• Passage:
►
One’s a drama, one’s a single-camera sitcom. But both have, as their central character, a spectacular egotist who defines himself by his ability to solve crimes. So this shouldn’t be hard.
Detective Jake Peralta is not having a good day. A consultant from Manhattan, Sherlock Holmes, has been called in to help with a rash of homicides. Jake refuses to acknowledge that anyone in New York can out-solve him, while Sherlock refuses to acknowledge Jake’s presence in anything but condescending tones. Captain Holt doesn’t much care for Holmes’ presence either, being largely against outside consultants, but nonetheless orders Jake to work with him, having been encouraged to do so by Manhattan’s Captain Gregson. But when the case proves tough to crack, and… Wunch? No… the Vulture? No, he doesn’t steal tough cases… the federal agents who Jake made enemies of in Windbreaker City threaten to steal the case, Jake and Sherlock must join forces to solve the crime. Also Boyle has a crush on Watson. Seems like something he’d do.
Halt and Catch Doctor
So I folded.
If you read this blog, you know what Doctor Who is. Halt and Catch Fire is a cable drama about five people in the early to mid-80s trying to stake their claim in the growing computer market: manipulative would-be visionary Joe MacMillan, married hardware engineers Gordon and Donna Clark, punk programmer protege Cameron Howe, and John Bosworth, a lifelong salesman whose life is upended by exposure to Joe but redeemed by friendship with Cameron.
One’s a high-energy science-fantasy show about a brilliant, undying space wizard and his human companion; one is about broken people hurting each other while trying to create something worthwhile, be it an IBM clone, a video game company, or an early version of the internet. These two shows have no business even touching each other. But therein lies the game.
Your average episode of Halt and Catch Fire involves the team facing as many crises to their current project as can fit inside of an hour, while finding ways to hate each other. So we’ll give them a big ol’ doomsday crisis. While trying to design a new interface for her company, Mutiny, Cameron encounters a weird rash of setbacks. Viruses, hardware failures, sudden power outages, all of which are leaving the whole staff scrambling, especially Cameron, Donna, and Clara, their new hire from England. Cameron suspects interference by Joe MacMillan (because every goddamn thing that happens to you must be Joe’s fault, right, Cameron?) or a screw-up by Gordon (historically plausible), but despite both of them having meetings with the same Scottish venture capitalist, there’s no proof they’re involved. Cameron turns on Donna, Donna turns on Gordon, Cameron and Donna both turn on Joe who delivers a great if condescending speech about their need to blame him for every problem they have, but by the time Bosworth pieces together that Clara and that venture capitalist who kept calling himself “The Doctor” were responsible, they’ve both vanished, and Cameron has to ditch the entire program in order to keep the lights on at Mutiny. Everyone scrapes by, but learns new ways to be angry at each other, because that’s Halt and Catch Fire for you. It’s better than I’m describing it.
◄
• Problem: Reproduce the TV crossover passage word for word, from "Halt and Catch Doctor" to "friendship with Cameron.".

• Document structure recognition data:
►
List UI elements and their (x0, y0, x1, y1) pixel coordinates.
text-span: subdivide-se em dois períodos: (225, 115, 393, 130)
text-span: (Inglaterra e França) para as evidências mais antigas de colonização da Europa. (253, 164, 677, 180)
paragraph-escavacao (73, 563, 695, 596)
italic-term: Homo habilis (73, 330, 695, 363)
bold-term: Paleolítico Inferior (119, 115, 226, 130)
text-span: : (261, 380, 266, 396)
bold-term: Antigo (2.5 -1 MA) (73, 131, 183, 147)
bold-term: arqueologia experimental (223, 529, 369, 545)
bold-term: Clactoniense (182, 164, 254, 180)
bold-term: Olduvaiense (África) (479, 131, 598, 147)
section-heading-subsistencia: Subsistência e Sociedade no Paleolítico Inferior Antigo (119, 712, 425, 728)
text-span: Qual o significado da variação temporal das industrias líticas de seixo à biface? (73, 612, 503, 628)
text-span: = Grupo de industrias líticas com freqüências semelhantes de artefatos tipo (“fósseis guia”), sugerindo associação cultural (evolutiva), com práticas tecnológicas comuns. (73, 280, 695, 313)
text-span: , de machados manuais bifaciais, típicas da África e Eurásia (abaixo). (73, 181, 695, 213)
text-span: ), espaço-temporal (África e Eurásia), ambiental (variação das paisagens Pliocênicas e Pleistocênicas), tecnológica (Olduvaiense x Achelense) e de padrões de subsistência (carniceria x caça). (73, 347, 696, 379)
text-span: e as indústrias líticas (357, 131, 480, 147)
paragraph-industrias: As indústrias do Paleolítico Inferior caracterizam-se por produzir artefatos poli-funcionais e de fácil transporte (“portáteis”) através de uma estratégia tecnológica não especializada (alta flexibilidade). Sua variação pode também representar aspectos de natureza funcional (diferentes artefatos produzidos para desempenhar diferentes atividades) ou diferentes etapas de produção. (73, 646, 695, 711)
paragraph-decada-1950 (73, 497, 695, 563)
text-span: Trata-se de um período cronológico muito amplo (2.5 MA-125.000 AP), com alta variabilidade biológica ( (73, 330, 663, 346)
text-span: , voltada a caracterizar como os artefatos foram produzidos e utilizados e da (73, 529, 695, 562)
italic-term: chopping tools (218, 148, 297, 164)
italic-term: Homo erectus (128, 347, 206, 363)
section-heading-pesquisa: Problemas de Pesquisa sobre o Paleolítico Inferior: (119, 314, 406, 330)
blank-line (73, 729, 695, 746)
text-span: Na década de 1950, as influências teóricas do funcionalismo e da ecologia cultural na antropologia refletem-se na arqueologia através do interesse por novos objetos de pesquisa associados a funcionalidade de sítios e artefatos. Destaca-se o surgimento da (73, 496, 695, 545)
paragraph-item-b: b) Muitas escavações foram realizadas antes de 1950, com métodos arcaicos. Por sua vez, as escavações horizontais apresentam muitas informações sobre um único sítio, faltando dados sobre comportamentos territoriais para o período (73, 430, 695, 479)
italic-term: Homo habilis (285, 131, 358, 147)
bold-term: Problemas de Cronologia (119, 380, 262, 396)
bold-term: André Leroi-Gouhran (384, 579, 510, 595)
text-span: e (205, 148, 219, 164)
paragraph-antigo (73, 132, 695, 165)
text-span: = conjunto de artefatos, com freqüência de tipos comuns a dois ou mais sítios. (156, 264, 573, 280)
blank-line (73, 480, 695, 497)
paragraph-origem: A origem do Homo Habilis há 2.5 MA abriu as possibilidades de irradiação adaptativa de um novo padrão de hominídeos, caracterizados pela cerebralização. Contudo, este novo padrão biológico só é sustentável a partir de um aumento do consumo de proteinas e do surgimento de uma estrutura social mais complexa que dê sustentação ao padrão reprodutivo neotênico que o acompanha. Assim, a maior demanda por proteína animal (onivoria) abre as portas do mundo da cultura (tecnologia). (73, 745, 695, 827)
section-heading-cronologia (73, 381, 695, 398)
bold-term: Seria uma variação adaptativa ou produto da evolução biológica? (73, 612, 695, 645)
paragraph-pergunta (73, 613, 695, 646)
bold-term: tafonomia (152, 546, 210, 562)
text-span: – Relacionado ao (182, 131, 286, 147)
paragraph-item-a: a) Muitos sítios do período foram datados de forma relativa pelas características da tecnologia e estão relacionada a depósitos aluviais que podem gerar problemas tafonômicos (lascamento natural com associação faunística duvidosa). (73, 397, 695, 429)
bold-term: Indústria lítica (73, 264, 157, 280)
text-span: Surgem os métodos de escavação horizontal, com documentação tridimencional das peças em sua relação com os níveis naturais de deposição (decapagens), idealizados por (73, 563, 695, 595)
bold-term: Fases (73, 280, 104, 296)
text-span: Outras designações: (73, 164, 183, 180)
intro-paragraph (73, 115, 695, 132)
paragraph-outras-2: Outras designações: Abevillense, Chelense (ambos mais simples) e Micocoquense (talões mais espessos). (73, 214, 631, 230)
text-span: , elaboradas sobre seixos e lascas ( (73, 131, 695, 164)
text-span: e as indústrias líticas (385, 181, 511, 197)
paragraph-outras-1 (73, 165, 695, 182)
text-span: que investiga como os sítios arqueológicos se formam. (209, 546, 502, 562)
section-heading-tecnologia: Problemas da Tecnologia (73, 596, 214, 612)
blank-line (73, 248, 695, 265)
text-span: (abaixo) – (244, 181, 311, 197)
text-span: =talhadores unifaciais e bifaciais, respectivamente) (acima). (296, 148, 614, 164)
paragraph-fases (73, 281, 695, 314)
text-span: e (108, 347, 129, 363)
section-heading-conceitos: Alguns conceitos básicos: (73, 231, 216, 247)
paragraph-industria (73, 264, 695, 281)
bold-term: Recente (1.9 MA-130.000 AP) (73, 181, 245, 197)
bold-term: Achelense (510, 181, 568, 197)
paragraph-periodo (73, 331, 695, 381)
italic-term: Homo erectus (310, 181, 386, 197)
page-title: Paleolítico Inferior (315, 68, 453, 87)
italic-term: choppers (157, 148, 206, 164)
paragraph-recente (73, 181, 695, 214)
◄
• Exercise answer:
Halt and Catch Doctor
So I folded.
If you read this blog, you know what Doctor Who is. Halt and Catch Fire is a cable drama about five people in the early to mid-80s trying to stake their claim in the growing computer market: manipulative would-be visionary Joe MacMillan, married hardware engineers Gordon and Donna Clark, punk programmer protege Cameron Howe, and John Bosworth, a lifelong salesman whose life is upended by exposure to Joe but redeemed by friendship with Cameron.